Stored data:
--- BEGIN ---

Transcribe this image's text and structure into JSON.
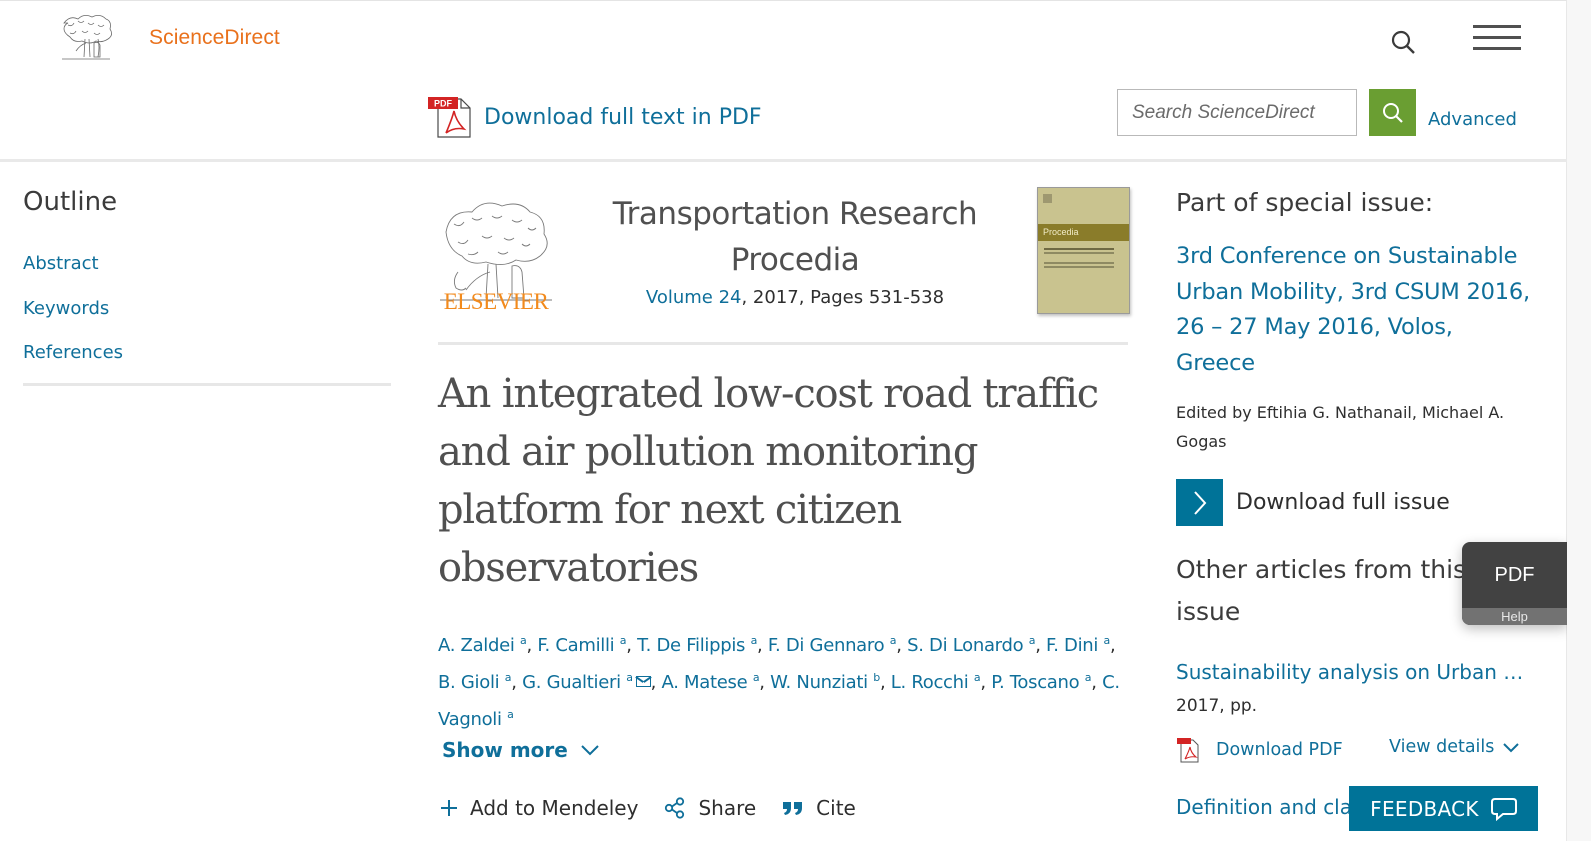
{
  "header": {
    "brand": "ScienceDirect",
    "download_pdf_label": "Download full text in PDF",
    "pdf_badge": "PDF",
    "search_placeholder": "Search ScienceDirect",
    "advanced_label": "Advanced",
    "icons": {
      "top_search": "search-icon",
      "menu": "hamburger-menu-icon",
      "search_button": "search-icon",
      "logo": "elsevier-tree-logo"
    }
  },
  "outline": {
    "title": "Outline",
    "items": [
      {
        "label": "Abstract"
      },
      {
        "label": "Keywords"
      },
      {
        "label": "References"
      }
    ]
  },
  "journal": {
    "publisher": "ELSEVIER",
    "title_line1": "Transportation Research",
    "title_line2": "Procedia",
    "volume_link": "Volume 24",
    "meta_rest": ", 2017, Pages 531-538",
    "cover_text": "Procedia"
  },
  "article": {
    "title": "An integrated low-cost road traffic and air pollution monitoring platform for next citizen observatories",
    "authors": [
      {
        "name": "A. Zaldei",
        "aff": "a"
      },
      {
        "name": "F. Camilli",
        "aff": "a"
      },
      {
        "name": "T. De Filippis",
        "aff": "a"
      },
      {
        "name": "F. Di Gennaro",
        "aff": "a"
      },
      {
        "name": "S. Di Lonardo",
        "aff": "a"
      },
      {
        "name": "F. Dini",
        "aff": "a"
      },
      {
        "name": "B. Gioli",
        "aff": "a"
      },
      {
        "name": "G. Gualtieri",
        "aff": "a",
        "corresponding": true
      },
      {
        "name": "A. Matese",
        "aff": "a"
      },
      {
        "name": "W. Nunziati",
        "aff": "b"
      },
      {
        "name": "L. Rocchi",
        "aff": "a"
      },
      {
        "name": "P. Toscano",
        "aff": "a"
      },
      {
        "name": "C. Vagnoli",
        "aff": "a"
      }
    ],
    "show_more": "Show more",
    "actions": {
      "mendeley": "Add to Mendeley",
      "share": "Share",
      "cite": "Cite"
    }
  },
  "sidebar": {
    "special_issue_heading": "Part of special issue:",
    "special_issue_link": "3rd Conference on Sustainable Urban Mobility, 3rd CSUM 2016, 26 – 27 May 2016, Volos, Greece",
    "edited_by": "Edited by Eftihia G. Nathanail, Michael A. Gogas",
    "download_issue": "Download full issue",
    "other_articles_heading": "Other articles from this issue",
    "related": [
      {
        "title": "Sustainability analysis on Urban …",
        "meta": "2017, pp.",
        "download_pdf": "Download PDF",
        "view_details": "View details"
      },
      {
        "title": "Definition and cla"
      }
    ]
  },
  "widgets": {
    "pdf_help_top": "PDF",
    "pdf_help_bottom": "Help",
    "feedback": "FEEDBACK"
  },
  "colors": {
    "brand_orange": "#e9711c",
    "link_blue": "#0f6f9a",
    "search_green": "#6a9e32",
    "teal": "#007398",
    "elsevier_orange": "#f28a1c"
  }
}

--- END ---
--- BEGIN ---

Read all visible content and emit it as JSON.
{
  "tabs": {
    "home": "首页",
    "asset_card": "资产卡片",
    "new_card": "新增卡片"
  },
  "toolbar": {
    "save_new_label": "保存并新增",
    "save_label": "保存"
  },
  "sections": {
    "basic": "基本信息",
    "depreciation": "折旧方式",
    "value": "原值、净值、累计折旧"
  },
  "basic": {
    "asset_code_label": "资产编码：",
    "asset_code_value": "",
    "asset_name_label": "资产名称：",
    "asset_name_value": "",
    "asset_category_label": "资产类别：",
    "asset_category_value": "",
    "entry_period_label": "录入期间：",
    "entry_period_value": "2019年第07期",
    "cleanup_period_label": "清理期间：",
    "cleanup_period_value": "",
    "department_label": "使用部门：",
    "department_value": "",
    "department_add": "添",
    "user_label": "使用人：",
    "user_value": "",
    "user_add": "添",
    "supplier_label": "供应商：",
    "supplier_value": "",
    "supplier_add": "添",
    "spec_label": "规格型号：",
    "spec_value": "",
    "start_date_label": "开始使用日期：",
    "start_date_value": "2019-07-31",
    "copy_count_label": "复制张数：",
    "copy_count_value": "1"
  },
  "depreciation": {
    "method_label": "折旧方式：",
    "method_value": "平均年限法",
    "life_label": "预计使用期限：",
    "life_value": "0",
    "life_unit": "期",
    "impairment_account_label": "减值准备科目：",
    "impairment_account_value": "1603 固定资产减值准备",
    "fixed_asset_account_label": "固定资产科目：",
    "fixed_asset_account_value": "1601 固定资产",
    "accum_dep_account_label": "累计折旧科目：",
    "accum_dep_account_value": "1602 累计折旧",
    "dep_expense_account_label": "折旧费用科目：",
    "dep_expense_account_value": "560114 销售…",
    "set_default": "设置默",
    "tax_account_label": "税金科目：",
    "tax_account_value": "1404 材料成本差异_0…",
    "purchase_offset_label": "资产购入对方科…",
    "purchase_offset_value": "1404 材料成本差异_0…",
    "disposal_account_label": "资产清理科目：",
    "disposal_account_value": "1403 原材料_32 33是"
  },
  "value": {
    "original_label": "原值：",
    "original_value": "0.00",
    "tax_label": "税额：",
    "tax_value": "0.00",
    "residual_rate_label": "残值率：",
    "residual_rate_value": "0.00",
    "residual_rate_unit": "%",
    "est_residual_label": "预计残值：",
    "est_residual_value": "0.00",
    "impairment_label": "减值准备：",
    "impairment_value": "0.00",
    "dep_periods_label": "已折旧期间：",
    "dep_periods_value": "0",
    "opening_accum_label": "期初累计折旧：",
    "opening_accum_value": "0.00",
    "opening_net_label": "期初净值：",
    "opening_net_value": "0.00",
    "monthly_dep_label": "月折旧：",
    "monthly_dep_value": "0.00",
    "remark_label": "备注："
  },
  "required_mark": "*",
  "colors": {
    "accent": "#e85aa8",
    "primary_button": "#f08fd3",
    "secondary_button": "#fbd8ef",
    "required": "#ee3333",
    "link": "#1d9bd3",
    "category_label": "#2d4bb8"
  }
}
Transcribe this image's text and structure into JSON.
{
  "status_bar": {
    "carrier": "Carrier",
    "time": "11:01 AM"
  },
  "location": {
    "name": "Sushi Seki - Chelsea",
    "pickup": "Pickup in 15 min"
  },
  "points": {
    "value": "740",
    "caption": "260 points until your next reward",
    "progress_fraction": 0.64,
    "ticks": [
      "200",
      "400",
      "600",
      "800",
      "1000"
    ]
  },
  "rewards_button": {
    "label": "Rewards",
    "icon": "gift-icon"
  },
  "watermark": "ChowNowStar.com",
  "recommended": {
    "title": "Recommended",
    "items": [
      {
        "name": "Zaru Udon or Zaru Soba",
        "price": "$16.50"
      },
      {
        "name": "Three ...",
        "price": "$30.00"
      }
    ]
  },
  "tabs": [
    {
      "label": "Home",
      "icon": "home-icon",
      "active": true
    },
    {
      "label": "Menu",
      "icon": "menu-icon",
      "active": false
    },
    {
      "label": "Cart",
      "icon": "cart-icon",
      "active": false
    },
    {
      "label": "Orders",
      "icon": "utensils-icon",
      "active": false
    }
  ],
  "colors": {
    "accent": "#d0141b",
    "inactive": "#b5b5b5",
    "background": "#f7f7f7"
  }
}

--- END ---

Isolate the lines that hold the word "折旧方式" and copy all of them.

Exercise output:
    "depreciation": "折旧方式",
    "method_label": "折旧方式：",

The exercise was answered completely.